→ Entries shown:

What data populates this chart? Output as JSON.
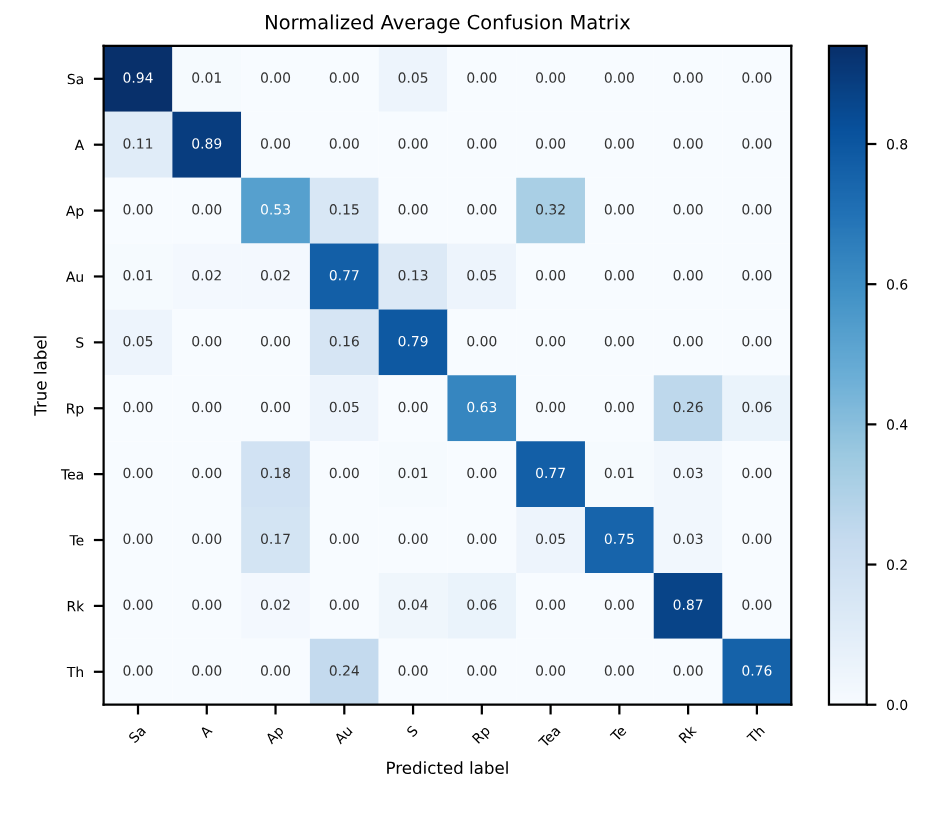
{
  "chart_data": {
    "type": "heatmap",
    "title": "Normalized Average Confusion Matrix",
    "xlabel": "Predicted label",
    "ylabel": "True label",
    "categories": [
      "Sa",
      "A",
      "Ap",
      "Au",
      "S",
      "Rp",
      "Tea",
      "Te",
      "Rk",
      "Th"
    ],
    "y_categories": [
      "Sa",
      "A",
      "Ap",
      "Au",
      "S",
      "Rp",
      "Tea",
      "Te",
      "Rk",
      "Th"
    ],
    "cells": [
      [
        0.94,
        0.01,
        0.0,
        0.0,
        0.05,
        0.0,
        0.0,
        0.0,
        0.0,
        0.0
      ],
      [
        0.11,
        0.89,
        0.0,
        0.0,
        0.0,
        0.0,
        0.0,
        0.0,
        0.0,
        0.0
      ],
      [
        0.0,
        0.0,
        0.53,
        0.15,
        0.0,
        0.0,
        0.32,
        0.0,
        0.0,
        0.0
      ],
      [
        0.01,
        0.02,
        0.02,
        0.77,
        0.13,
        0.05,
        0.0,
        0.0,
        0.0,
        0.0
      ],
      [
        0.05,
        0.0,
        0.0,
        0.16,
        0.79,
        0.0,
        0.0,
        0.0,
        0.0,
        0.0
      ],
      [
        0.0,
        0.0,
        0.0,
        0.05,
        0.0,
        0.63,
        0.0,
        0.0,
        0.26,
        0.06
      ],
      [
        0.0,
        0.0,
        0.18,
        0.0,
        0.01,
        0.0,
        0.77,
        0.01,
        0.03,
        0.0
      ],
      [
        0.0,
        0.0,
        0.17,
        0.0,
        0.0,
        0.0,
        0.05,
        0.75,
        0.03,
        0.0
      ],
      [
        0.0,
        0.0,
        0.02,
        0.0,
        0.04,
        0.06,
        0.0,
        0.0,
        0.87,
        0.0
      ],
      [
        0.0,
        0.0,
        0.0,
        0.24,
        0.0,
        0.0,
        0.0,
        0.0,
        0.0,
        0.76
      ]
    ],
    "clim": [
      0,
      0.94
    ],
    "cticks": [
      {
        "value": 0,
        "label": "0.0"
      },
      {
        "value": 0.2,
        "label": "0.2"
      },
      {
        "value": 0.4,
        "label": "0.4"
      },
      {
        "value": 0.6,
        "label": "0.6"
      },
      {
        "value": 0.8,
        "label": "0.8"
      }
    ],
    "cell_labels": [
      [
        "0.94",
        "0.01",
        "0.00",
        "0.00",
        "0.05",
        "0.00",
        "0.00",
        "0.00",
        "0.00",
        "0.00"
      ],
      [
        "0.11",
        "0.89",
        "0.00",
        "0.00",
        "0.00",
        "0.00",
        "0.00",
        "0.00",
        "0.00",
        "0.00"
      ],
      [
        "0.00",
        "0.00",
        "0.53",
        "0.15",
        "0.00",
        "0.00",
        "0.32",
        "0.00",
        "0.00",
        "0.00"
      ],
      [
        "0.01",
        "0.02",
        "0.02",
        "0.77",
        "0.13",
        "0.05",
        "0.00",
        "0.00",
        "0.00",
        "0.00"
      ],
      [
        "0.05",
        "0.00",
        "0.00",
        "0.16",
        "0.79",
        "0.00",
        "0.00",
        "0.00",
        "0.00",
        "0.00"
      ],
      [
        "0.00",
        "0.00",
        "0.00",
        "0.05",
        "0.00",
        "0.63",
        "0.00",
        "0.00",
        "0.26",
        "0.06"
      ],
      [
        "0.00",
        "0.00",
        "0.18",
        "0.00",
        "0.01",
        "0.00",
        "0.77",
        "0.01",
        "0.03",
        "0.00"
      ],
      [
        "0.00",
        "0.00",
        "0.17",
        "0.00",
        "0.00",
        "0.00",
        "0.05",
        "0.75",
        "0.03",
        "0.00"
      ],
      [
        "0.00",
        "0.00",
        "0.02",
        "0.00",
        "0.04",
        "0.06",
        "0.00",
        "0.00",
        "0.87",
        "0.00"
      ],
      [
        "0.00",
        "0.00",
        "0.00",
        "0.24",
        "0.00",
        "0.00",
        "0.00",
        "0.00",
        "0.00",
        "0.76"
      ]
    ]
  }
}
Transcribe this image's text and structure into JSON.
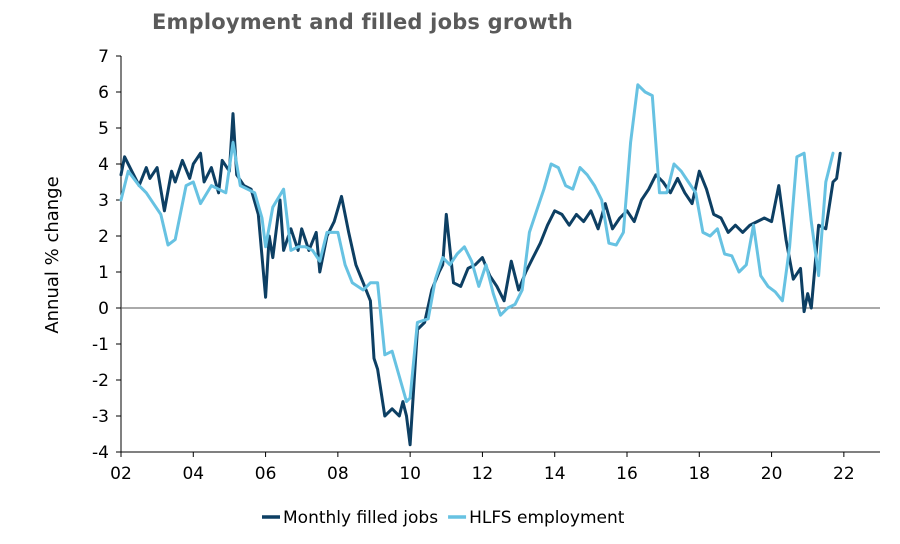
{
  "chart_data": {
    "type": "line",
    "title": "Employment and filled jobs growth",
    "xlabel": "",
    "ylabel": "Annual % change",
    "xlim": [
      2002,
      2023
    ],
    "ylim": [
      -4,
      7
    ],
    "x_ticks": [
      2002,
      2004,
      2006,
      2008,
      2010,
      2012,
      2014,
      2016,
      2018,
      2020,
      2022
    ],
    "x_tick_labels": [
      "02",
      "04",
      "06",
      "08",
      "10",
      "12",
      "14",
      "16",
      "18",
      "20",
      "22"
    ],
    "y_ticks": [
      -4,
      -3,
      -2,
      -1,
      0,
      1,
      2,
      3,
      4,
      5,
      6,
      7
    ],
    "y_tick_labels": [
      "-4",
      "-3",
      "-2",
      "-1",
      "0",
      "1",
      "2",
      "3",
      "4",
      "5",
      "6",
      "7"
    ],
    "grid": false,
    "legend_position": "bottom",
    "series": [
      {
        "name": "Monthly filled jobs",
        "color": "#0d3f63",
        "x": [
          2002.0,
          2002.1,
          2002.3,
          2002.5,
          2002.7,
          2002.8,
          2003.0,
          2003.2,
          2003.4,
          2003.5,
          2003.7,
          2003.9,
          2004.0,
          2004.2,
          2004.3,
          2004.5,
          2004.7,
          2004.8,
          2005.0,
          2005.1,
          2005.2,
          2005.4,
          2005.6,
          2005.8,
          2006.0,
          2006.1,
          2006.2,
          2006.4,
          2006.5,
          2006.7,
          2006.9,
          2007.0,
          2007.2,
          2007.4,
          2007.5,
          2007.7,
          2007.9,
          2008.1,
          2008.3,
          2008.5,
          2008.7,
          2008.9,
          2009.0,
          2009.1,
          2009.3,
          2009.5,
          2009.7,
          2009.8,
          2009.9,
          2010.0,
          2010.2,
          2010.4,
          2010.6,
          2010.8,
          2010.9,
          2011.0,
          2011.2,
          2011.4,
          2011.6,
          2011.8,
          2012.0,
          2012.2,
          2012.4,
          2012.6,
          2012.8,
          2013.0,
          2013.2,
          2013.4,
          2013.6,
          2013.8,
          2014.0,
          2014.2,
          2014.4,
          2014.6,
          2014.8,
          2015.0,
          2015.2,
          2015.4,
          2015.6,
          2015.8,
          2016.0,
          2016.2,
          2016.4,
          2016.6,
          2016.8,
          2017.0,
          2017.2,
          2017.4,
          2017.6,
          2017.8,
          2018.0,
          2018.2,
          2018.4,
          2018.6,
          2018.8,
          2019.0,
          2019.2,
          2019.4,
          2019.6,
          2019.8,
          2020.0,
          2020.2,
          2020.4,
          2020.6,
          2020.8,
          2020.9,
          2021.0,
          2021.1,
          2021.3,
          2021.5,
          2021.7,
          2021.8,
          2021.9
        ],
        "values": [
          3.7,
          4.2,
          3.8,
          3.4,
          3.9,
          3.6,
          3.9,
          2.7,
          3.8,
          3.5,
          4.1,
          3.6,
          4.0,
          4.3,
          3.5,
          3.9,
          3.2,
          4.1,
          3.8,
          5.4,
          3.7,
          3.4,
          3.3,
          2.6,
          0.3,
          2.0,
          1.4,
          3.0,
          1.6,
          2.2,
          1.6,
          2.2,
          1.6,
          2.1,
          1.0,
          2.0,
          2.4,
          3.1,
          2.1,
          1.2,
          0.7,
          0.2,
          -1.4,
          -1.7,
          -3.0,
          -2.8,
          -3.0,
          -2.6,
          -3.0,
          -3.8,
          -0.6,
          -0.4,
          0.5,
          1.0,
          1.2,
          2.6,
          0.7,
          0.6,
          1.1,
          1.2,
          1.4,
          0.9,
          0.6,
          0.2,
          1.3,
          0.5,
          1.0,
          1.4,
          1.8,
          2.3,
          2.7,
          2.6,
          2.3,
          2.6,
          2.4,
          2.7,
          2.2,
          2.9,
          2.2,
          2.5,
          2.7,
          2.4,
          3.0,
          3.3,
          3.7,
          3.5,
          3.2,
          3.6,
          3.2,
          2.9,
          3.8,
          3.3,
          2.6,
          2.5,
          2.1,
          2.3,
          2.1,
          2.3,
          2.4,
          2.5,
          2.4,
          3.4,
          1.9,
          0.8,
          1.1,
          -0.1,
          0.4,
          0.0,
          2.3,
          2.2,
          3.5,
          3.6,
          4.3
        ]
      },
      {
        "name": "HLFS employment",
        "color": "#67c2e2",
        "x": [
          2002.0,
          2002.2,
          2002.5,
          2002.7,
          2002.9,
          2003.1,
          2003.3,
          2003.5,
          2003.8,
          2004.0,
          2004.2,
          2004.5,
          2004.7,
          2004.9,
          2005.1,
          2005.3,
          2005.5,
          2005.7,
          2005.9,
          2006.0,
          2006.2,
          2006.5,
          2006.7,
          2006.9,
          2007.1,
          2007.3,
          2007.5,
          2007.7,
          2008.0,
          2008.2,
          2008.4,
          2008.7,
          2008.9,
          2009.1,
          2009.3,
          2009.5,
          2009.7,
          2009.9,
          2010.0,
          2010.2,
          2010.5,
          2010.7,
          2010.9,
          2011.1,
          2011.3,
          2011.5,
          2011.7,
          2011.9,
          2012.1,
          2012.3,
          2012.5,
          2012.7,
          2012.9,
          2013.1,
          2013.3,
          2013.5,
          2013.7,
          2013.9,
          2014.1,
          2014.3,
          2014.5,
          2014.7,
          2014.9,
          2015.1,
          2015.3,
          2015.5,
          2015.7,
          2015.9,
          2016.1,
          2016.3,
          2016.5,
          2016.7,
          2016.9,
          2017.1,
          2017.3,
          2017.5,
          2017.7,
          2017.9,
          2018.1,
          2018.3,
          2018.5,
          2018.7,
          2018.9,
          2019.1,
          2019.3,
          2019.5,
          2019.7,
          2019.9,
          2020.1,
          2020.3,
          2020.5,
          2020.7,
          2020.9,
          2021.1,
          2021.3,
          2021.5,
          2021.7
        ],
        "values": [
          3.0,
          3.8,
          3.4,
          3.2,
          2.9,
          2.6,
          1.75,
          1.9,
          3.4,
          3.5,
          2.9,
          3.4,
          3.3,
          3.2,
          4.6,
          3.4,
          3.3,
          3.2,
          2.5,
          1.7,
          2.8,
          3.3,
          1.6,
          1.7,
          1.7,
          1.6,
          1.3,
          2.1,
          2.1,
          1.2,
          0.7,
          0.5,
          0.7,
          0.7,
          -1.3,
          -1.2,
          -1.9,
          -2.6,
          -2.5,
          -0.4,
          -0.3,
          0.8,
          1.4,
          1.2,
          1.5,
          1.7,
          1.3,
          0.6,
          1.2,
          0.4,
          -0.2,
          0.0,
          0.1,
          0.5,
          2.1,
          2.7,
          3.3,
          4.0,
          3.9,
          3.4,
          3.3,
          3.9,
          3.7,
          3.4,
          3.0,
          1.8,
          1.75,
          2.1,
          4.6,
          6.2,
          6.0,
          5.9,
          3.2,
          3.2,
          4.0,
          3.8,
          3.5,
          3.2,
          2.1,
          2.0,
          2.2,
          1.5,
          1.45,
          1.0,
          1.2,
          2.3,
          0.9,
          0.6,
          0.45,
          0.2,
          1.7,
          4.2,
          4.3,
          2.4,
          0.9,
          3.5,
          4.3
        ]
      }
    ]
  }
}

→ Problem to solve: Return each line of the listing that holds the string "this".

→ Solution to the problem:
What data populates this chart? Output as JSON.
Transcribe this image's text and structure into JSON.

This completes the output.